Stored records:
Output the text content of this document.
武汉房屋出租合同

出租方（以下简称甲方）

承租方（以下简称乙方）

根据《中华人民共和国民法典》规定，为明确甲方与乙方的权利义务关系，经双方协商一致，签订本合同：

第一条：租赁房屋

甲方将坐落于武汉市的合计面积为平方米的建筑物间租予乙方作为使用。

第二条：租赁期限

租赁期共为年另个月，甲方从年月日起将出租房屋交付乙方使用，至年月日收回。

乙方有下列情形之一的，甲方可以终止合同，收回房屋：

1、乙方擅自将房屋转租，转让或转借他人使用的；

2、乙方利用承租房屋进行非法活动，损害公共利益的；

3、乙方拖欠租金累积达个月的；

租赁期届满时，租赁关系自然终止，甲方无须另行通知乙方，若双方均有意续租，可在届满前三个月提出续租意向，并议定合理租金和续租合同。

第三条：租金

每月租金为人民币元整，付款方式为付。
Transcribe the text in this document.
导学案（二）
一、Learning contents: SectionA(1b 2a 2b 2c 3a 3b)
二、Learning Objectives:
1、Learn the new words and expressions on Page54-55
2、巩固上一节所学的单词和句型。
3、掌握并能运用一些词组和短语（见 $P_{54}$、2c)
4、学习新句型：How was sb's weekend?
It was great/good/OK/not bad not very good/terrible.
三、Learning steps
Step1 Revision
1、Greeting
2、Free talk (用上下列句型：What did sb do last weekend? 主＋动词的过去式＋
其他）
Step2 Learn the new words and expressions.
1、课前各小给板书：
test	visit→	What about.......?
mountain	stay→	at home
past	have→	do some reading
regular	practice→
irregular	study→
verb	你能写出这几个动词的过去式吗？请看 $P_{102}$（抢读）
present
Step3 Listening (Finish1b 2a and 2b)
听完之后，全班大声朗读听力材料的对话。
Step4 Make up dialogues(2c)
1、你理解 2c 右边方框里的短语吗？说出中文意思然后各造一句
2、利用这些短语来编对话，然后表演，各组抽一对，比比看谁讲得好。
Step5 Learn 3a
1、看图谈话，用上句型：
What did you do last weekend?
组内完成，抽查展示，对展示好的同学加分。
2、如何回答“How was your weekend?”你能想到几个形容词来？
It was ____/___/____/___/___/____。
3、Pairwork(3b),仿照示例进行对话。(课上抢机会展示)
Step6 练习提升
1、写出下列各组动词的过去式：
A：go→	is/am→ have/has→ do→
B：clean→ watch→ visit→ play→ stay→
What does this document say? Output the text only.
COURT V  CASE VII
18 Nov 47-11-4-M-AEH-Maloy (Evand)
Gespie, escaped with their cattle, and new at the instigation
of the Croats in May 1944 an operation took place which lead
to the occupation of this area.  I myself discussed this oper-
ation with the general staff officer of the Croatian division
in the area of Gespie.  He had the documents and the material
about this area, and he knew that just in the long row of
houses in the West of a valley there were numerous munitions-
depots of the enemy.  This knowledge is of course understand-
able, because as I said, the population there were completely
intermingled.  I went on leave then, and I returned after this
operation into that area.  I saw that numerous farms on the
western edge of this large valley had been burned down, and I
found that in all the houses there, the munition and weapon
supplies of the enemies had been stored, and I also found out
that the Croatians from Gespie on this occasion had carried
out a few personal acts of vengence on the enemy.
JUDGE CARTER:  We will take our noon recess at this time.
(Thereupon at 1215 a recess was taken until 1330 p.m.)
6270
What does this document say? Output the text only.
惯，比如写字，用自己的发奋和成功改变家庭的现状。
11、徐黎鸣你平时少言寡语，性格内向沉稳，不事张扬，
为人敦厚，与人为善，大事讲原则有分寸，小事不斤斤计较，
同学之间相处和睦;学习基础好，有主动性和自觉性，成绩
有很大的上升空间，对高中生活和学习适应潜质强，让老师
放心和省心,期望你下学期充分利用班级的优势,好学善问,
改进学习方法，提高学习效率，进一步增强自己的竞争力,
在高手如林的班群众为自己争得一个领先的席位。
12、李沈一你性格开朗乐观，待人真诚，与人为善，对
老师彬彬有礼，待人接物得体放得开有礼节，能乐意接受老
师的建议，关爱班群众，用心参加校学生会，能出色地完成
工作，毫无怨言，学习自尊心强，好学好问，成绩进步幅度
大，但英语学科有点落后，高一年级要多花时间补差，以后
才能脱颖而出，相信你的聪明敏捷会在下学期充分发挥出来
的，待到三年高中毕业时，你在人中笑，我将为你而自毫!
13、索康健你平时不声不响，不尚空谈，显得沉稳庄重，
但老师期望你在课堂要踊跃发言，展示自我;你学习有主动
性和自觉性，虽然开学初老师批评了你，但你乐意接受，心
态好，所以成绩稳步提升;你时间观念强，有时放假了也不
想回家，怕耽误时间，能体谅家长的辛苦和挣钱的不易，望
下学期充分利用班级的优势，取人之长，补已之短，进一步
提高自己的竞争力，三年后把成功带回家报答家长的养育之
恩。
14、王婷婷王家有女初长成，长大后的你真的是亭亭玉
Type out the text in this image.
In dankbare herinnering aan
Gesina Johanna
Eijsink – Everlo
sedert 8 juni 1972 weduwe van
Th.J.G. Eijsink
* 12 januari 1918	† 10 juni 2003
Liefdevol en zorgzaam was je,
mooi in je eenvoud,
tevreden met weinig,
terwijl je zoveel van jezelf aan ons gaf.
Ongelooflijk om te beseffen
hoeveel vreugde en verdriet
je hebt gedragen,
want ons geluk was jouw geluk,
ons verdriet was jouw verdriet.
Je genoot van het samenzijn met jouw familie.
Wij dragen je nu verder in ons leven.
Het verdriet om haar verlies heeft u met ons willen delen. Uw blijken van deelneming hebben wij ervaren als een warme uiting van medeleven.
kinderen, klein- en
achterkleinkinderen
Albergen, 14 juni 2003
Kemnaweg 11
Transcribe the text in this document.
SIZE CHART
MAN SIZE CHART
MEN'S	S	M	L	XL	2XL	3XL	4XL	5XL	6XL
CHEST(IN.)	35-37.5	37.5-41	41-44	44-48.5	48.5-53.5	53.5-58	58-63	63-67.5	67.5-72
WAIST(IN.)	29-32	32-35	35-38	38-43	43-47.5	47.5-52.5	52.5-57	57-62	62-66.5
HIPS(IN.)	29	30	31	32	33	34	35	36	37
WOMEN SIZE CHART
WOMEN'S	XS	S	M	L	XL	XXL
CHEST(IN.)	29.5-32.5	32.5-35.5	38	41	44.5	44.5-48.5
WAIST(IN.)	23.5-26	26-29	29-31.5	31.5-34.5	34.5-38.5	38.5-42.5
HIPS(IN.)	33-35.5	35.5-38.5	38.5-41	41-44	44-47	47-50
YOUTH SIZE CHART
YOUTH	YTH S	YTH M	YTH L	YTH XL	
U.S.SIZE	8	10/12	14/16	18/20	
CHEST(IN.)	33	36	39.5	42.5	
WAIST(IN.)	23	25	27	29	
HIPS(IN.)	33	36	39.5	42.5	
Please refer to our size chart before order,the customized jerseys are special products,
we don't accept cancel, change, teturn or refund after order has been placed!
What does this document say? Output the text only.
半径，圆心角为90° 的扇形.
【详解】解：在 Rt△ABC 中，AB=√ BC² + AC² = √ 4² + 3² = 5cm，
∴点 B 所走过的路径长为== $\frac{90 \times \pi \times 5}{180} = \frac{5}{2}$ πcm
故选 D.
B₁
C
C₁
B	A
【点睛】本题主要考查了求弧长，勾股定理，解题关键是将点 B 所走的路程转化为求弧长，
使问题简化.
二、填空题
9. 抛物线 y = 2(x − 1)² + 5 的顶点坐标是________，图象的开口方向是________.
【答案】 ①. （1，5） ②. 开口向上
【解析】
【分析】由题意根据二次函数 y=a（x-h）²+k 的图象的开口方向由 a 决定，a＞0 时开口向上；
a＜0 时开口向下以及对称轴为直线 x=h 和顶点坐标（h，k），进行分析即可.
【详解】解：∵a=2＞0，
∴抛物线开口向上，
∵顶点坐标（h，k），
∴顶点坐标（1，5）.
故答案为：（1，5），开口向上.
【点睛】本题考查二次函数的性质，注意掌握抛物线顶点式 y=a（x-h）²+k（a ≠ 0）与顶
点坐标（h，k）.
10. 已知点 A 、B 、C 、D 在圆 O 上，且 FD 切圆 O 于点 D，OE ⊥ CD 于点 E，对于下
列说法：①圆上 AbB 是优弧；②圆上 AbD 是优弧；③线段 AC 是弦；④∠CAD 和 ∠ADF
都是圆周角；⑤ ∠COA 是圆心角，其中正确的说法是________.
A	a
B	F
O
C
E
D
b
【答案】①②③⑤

Exercise goal: Search the data for the string "Gespie". List each line that has it.

Complete answer:
Gespie, escaped with their cattle, and new at the instigation
in the area of Gespie.  He had the documents and the material
that the Croatians from Gespie on this occasion had carried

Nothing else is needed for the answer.